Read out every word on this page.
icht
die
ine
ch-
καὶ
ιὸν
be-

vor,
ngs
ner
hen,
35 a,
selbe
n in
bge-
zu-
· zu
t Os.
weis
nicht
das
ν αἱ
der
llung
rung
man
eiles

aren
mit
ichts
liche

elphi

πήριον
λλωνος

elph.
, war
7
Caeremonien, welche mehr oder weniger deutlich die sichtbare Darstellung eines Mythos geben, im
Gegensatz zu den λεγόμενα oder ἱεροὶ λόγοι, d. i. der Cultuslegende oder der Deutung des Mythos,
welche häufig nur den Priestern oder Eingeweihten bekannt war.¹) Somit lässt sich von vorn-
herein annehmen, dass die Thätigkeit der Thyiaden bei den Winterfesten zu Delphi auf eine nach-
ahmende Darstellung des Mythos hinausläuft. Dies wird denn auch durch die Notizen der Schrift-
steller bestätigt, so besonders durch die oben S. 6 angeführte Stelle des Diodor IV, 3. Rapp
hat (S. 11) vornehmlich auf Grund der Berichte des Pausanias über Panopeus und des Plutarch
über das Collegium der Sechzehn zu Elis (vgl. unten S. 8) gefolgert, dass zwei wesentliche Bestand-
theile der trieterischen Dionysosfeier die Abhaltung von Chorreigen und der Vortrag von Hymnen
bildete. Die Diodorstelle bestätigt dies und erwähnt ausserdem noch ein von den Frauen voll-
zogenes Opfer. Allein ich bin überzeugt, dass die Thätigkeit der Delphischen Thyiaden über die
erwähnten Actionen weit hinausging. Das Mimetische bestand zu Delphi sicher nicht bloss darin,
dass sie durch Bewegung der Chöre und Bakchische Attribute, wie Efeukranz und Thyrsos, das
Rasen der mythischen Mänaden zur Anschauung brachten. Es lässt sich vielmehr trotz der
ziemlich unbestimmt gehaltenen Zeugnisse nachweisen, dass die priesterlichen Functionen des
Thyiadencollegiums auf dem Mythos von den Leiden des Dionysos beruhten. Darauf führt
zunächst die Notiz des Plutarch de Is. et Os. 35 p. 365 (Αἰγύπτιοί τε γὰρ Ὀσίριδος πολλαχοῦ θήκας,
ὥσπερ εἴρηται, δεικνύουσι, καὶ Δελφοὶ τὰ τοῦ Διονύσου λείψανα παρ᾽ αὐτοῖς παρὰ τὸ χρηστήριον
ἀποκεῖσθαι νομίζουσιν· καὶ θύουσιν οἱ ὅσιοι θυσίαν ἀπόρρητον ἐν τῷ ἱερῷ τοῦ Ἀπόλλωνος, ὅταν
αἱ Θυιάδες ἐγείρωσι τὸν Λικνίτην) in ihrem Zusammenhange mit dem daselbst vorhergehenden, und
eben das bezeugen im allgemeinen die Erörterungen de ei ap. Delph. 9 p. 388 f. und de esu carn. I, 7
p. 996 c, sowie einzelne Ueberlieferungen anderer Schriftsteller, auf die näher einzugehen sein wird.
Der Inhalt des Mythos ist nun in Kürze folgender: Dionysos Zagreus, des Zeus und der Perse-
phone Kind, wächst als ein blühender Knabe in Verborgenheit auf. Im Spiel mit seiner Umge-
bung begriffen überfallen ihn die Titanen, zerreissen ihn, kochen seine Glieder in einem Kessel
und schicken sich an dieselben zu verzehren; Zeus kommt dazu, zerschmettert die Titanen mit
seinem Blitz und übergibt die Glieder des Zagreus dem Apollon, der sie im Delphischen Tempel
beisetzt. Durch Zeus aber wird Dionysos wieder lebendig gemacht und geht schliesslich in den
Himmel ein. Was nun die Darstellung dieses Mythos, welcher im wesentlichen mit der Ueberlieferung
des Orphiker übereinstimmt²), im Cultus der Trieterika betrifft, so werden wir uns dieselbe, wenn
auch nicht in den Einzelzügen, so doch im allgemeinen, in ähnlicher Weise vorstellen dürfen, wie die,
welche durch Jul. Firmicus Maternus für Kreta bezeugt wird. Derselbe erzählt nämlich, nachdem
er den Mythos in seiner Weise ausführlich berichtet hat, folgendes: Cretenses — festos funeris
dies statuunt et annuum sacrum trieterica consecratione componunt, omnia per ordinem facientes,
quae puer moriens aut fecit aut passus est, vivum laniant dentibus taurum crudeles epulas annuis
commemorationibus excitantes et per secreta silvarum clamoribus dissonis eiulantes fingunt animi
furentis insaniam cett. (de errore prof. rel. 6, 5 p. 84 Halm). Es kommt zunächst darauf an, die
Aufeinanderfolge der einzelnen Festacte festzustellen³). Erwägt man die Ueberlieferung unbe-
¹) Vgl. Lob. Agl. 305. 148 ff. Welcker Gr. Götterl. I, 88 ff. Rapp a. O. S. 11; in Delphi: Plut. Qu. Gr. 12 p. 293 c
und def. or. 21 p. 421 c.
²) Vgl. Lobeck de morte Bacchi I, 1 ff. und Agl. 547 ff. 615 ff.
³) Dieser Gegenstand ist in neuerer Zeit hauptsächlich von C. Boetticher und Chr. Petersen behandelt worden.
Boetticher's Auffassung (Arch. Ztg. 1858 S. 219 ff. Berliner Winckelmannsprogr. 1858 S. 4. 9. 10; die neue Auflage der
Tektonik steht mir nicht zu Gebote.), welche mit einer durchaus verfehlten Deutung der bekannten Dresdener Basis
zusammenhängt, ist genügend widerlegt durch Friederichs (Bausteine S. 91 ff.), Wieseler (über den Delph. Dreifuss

━━━━━━━━━━

## Task
Above are the records; copy each line from them that includes the string "auch".

## Task response
ahmende Darstellung des Mythos hinausläuft. Dies wird denn auch durch die Notizen der Schrift-
auch nicht in den Einzelzügen, so doch im allgemeinen, in ähnlicher Weise vorstellen dürfen, wie die,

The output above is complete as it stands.